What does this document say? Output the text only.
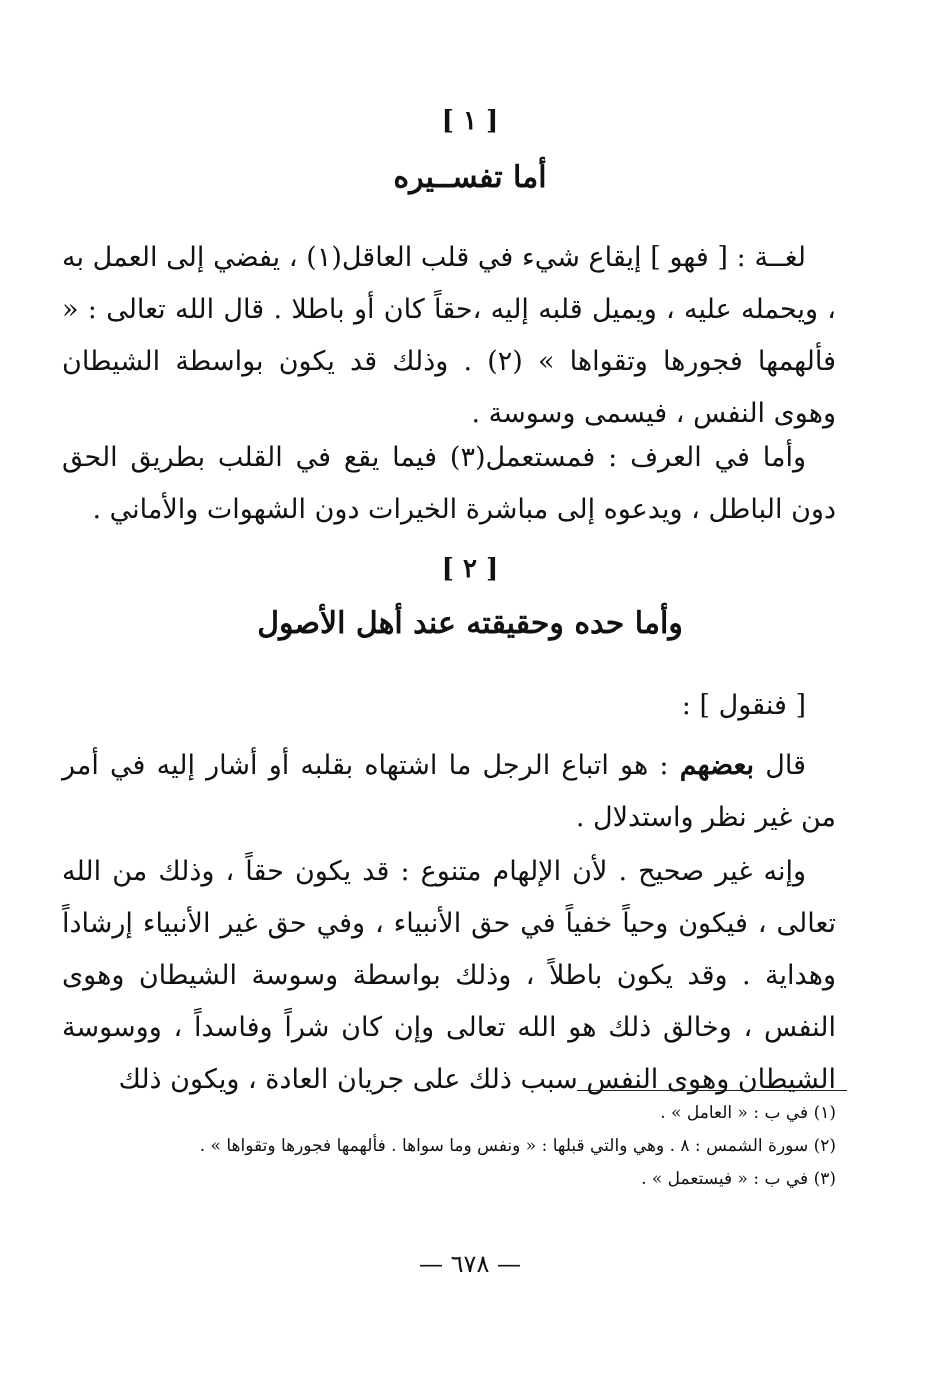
[ ١ ]
أما تفســيره
لغــة : [ فهو ] إيقاع شيء في قلب العاقل(١) ، يفضي إلى العمل به ، ويحمله عليه ، ويميل قلبه إليه ،حقاً كان أو باطلا . قال الله تعالى : « فألهمها فجورها وتقواها » (٢) . وذلك قد يكون بواسطة الشيطان وهوى النفس ، فيسمى وسوسة .
وأما في العرف : فمستعمل(٣) فيما يقع في القلب بطريق الحق دون الباطل ، ويدعوه إلى مباشرة الخيرات دون الشهوات والأماني .
[ ٢ ]
وأما حده وحقيقته عند أهل الأصول
[ فنقول ] :
قال بعضهم : هو اتباع الرجل ما اشتهاه بقلبه أو أشار إليه في أمر من غير نظر واستدلال .
وإنه غير صحيح . لأن الإلهام متنوع : قد يكون حقاً ، وذلك من الله تعالى ، فيكون وحياً خفياً في حق الأنبياء ، وفي حق غير الأنبياء إرشاداً وهداية . وقد يكون باطلاً ، وذلك بواسطة وسوسة الشيطان وهوى النفس ، وخالق ذلك هو الله تعالى وإن كان شراً وفاسداً ، ووسوسة الشيطان وهوى النفس سبب ذلك على جريان العادة ، ويكون ذلك
(١) في ب : « العامل » .
(٢) سورة الشمس : ٨ . وهي والتي قبلها : « ونفس وما سواها . فألهمها فجورها وتقواها » .
(٣) في ب : « فيستعمل » .
— ٦٧٨ —
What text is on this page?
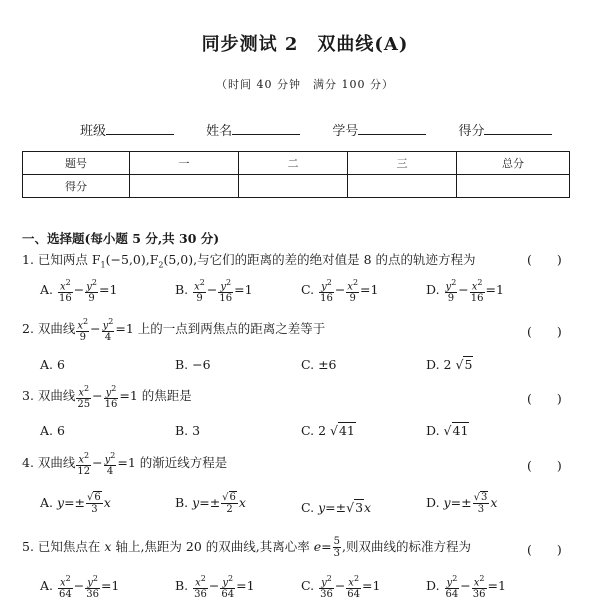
同步测试 2　双曲线(A)
（时间 40 分钟　满分 100 分）
班级	姓名	学号	得分
题号	一	二	三	总分
得分				
一、选择题(每小题 5 分,共 30 分)
1. 已知两点 $F_1(-5,0),F_2(5,0)$,与它们的距离的差的绝对值是 8 的点的轨迹方程为	(　　)
A. $\frac{x^2}{16} - \frac{y^2}{9} =1$	B. $\frac{x^2}{9} - \frac{y^2}{16} =1$	C. $\frac{y^2}{16} - \frac{x^2}{9} =1$	D. $\frac{y^2}{9} - \frac{x^2}{16} =1$
2. 双曲线 $\frac{x^2}{9} - \frac{y^2}{4} =1$ 上的一点到两焦点的距离之差等于	(　　)
A. 6	B. −6	C. ±6	D. 2 √5
3. 双曲线 $\frac{x^2}{25} - \frac{y^2}{16} =1$ 的焦距是	(　　)
A. 6	B. 3	C. 2 √41	D. √41
4. 双曲线 $\frac{x^2}{12} - \frac{y^2}{4} =1$ 的渐近线方程是	(　　)
A. $y=\pm \frac{√6}{3}$ x	B. $y=\pm \frac{√6}{2}$ x	C. y=±√3x	D. $y=\pm \frac{√3}{3}$ x
5. 已知焦点在 x 轴上,焦距为 20 的双曲线,其离心率 $e= \frac{5}{3}$ ,则双曲线的标准方程为	(　　)
A. $\frac{x^2}{64} - \frac{y^2}{36} =1$	B. $\frac{x^2}{36} - \frac{y^2}{64} =1$	C. $\frac{y^2}{36} - \frac{x^2}{64} =1$	D. $\frac{y^2}{64} - \frac{x^2}{36} =1$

──────

--- Directions for this task ---
Check each line of the data above for the string "بواسطة" and report only how many lines have it.

--- Finished exercise ---
2